Excerpt from a dataset:
-.-.-
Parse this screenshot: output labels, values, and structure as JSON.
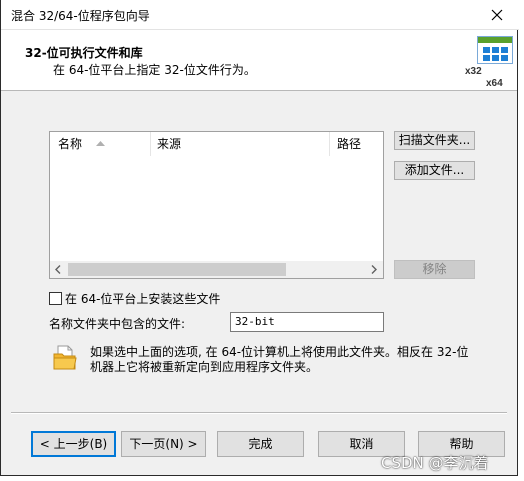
{
  "window": {
    "title": "混合 32/64-位程序包向导"
  },
  "header": {
    "title": "32-位可执行文件和库",
    "subtitle": "在 64-位平台上指定 32-位文件行为。",
    "icon_label_x32": "x32",
    "icon_label_x64": "x64"
  },
  "list": {
    "columns": [
      "名称",
      "来源",
      "路径"
    ],
    "rows": []
  },
  "side_buttons": {
    "scan_folder": "扫描文件夹...",
    "add_file": "添加文件...",
    "remove": "移除"
  },
  "options": {
    "install_on_64_label": "在 64-位平台上安装这些文件",
    "install_on_64_checked": false,
    "folder_label": "名称文件夹中包含的文件:",
    "folder_value": "32-bit"
  },
  "info": {
    "text": "如果选中上面的选项, 在 64-位计算机上将使用此文件夹。相反在 32-位机器上它将被重新定向到应用程序文件夹。"
  },
  "footer": {
    "back": "< 上一步(B)",
    "next": "下一页(N) >",
    "finish": "完成",
    "cancel": "取消",
    "help": "帮助"
  },
  "watermark": "CSDN @李沉着",
  "colors": {
    "accent": "#0078d7",
    "icon_green": "#5aa02c",
    "icon_blue": "#1e7fd4",
    "folder_yellow": "#f2b530"
  }
}
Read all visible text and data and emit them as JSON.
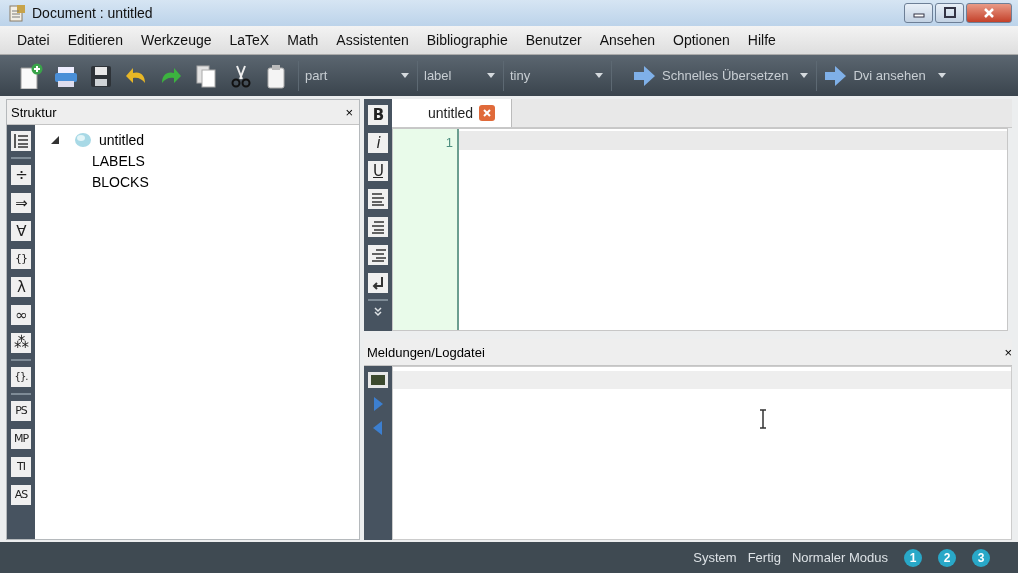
{
  "window": {
    "title": "Document : untitled"
  },
  "menu": [
    "Datei",
    "Editieren",
    "Werkzeuge",
    "LaTeX",
    "Math",
    "Assistenten",
    "Bibliographie",
    "Benutzer",
    "Ansehen",
    "Optionen",
    "Hilfe"
  ],
  "toolbar": {
    "combos": [
      {
        "value": "part"
      },
      {
        "value": "label"
      },
      {
        "value": "tiny"
      }
    ],
    "actions": [
      {
        "label": "Schnelles Übersetzen"
      },
      {
        "label": "Dvi ansehen"
      }
    ]
  },
  "structure": {
    "title": "Struktur",
    "close": "×",
    "tools": [
      {
        "kind": "list"
      },
      {
        "kind": "separator"
      },
      {
        "kind": "glyph",
        "text": "÷"
      },
      {
        "kind": "glyph",
        "text": "⇒"
      },
      {
        "kind": "glyph",
        "text": "∀"
      },
      {
        "kind": "glyph",
        "text": "{}"
      },
      {
        "kind": "glyph",
        "text": "λ"
      },
      {
        "kind": "glyph",
        "text": "∞"
      },
      {
        "kind": "glyph",
        "text": "⁂"
      },
      {
        "kind": "separator"
      },
      {
        "kind": "glyph",
        "text": "{}."
      },
      {
        "kind": "separator"
      },
      {
        "kind": "glyph",
        "text": "PS"
      },
      {
        "kind": "glyph",
        "text": "MP"
      },
      {
        "kind": "glyph",
        "text": "TI"
      },
      {
        "kind": "glyph",
        "text": "AS"
      }
    ],
    "tree": [
      {
        "label": "untitled",
        "expanded": true,
        "children": [
          {
            "label": "LABELS"
          },
          {
            "label": "BLOCKS"
          }
        ]
      }
    ]
  },
  "editor": {
    "tools": [
      {
        "kind": "bold",
        "text": "B"
      },
      {
        "kind": "italic",
        "text": "i"
      },
      {
        "kind": "underline",
        "text": "U"
      },
      {
        "kind": "align-left"
      },
      {
        "kind": "align-center"
      },
      {
        "kind": "align-right"
      },
      {
        "kind": "return"
      },
      {
        "kind": "separator"
      },
      {
        "kind": "more"
      }
    ],
    "tabs": [
      {
        "label": "untitled",
        "selected": true
      }
    ],
    "line_numbers": [
      "1"
    ]
  },
  "log": {
    "title": "Meldungen/Logdatei",
    "close": "×"
  },
  "status_bar": {
    "items": [
      "System",
      "Fertig",
      "Normaler Modus"
    ],
    "views": [
      {
        "label": "1"
      },
      {
        "label": "2"
      },
      {
        "label": "3"
      }
    ]
  }
}
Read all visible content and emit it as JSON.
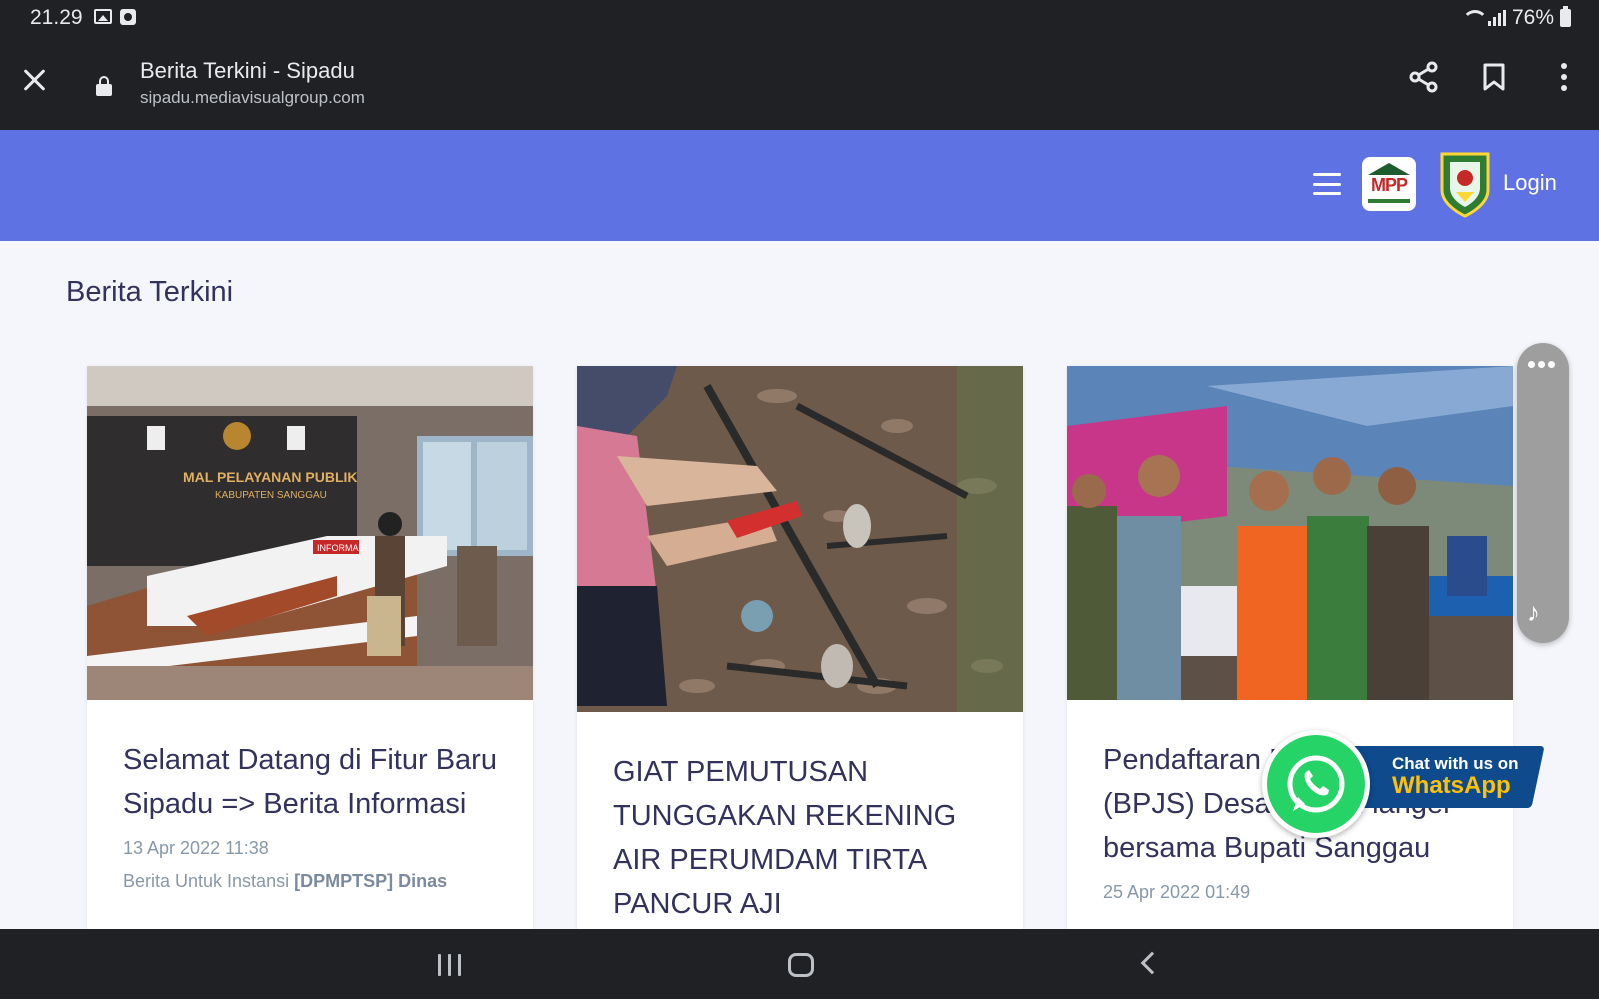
{
  "status_bar": {
    "time": "21.29",
    "battery": "76%"
  },
  "browser": {
    "title": "Berita Terkini - Sipadu",
    "url": "sipadu.mediavisualgroup.com"
  },
  "navbar": {
    "login_label": "Login",
    "logo_text": "MPP"
  },
  "page": {
    "section_title": "Berita Terkini",
    "cards": [
      {
        "title": "Selamat Datang di Fitur Baru Sipadu => Berita Informasi",
        "date": "13 Apr 2022 11:38",
        "meta_prefix": "Berita Untuk Instansi",
        "meta_agency": "[DPMPTSP] Dinas",
        "photo_sign_1": "MAL PELAYANAN PUBLIK",
        "photo_sign_2": "KABUPATEN SANGGAU",
        "photo_sign_3": "INFORMASI"
      },
      {
        "title": "GIAT PEMUTUSAN TUNGGAKAN REKENING AIR PERUMDAM TIRTA PANCUR AJI",
        "date": ""
      },
      {
        "title": "Pendaftaran Peserta Mandiri (BPJS) Desa sungai langer bersama Bupati Sanggau",
        "date": "25 Apr 2022 01:49"
      }
    ]
  },
  "whatsapp": {
    "line1": "Chat with us on",
    "line2": "WhatsApp"
  },
  "colors": {
    "navbar": "#5e72e4",
    "title": "#32325d",
    "whatsapp": "#25d366",
    "banner": "#0e4a8c"
  }
}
-.-.-
Extract all the entries word for word; omit any pictures.

Correct output:
Parse this screenshot: output labels, values, and structure as JSON.
{
  "window": {
    "title": "混合 32/64-位程序包向导"
  },
  "header": {
    "title": "32-位可执行文件和库",
    "subtitle": "在 64-位平台上指定 32-位文件行为。",
    "icon_label_x32": "x32",
    "icon_label_x64": "x64"
  },
  "list": {
    "columns": [
      "名称",
      "来源",
      "路径"
    ],
    "rows": []
  },
  "side_buttons": {
    "scan_folder": "扫描文件夹...",
    "add_file": "添加文件...",
    "remove": "移除"
  },
  "options": {
    "install_on_64_label": "在 64-位平台上安装这些文件",
    "install_on_64_checked": false,
    "folder_label": "名称文件夹中包含的文件:",
    "folder_value": "32-bit"
  },
  "info": {
    "text": "如果选中上面的选项, 在 64-位计算机上将使用此文件夹。相反在 32-位机器上它将被重新定向到应用程序文件夹。"
  },
  "footer": {
    "back": "< 上一步(B)",
    "next": "下一页(N) >",
    "finish": "完成",
    "cancel": "取消",
    "help": "帮助"
  },
  "watermark": "CSDN @李沉着",
  "colors": {
    "accent": "#0078d7",
    "icon_green": "#5aa02c",
    "icon_blue": "#1e7fd4",
    "folder_yellow": "#f2b530"
  }
}
Read all visible text and data and emit them as JSON.
{
  "window": {
    "title": "Document : untitled"
  },
  "menu": [
    "Datei",
    "Editieren",
    "Werkzeuge",
    "LaTeX",
    "Math",
    "Assistenten",
    "Bibliographie",
    "Benutzer",
    "Ansehen",
    "Optionen",
    "Hilfe"
  ],
  "toolbar": {
    "combos": [
      {
        "value": "part"
      },
      {
        "value": "label"
      },
      {
        "value": "tiny"
      }
    ],
    "actions": [
      {
        "label": "Schnelles Übersetzen"
      },
      {
        "label": "Dvi ansehen"
      }
    ]
  },
  "structure": {
    "title": "Struktur",
    "close": "×",
    "tools": [
      {
        "kind": "list"
      },
      {
        "kind": "separator"
      },
      {
        "kind": "glyph",
        "text": "÷"
      },
      {
        "kind": "glyph",
        "text": "⇒"
      },
      {
        "kind": "glyph",
        "text": "∀"
      },
      {
        "kind": "glyph",
        "text": "{}"
      },
      {
        "kind": "glyph",
        "text": "λ"
      },
      {
        "kind": "glyph",
        "text": "∞"
      },
      {
        "kind": "glyph",
        "text": "⁂"
      },
      {
        "kind": "separator"
      },
      {
        "kind": "glyph",
        "text": "{}."
      },
      {
        "kind": "separator"
      },
      {
        "kind": "glyph",
        "text": "PS"
      },
      {
        "kind": "glyph",
        "text": "MP"
      },
      {
        "kind": "glyph",
        "text": "TI"
      },
      {
        "kind": "glyph",
        "text": "AS"
      }
    ],
    "tree": [
      {
        "label": "untitled",
        "expanded": true,
        "children": [
          {
            "label": "LABELS"
          },
          {
            "label": "BLOCKS"
          }
        ]
      }
    ]
  },
  "editor": {
    "tools": [
      {
        "kind": "bold",
        "text": "B"
      },
      {
        "kind": "italic",
        "text": "i"
      },
      {
        "kind": "underline",
        "text": "U"
      },
      {
        "kind": "align-left"
      },
      {
        "kind": "align-center"
      },
      {
        "kind": "align-right"
      },
      {
        "kind": "return"
      },
      {
        "kind": "separator"
      },
      {
        "kind": "more"
      }
    ],
    "tabs": [
      {
        "label": "untitled",
        "selected": true
      }
    ],
    "line_numbers": [
      "1"
    ]
  },
  "log": {
    "title": "Meldungen/Logdatei",
    "close": "×"
  },
  "status_bar": {
    "items": [
      "System",
      "Fertig",
      "Normaler Modus"
    ],
    "views": [
      {
        "label": "1"
      },
      {
        "label": "2"
      },
      {
        "label": "3"
      }
    ]
  }
}
Read all visible content and emit it as JSON.
{
  "status_bar": {
    "time": "21.29",
    "battery": "76%"
  },
  "browser": {
    "title": "Berita Terkini - Sipadu",
    "url": "sipadu.mediavisualgroup.com"
  },
  "navbar": {
    "login_label": "Login",
    "logo_text": "MPP"
  },
  "page": {
    "section_title": "Berita Terkini",
    "cards": [
      {
        "title": "Selamat Datang di Fitur Baru Sipadu => Berita Informasi",
        "date": "13 Apr 2022 11:38",
        "meta_prefix": "Berita Untuk Instansi",
        "meta_agency": "[DPMPTSP] Dinas",
        "photo_sign_1": "MAL PELAYANAN PUBLIK",
        "photo_sign_2": "KABUPATEN SANGGAU",
        "photo_sign_3": "INFORMASI"
      },
      {
        "title": "GIAT PEMUTUSAN TUNGGAKAN REKENING AIR PERUMDAM TIRTA PANCUR AJI",
        "date": ""
      },
      {
        "title": "Pendaftaran Peserta Mandiri (BPJS) Desa sungai langer bersama Bupati Sanggau",
        "date": "25 Apr 2022 01:49"
      }
    ]
  },
  "whatsapp": {
    "line1": "Chat with us on",
    "line2": "WhatsApp"
  },
  "colors": {
    "navbar": "#5e72e4",
    "title": "#32325d",
    "whatsapp": "#25d366",
    "banner": "#0e4a8c"
  }
}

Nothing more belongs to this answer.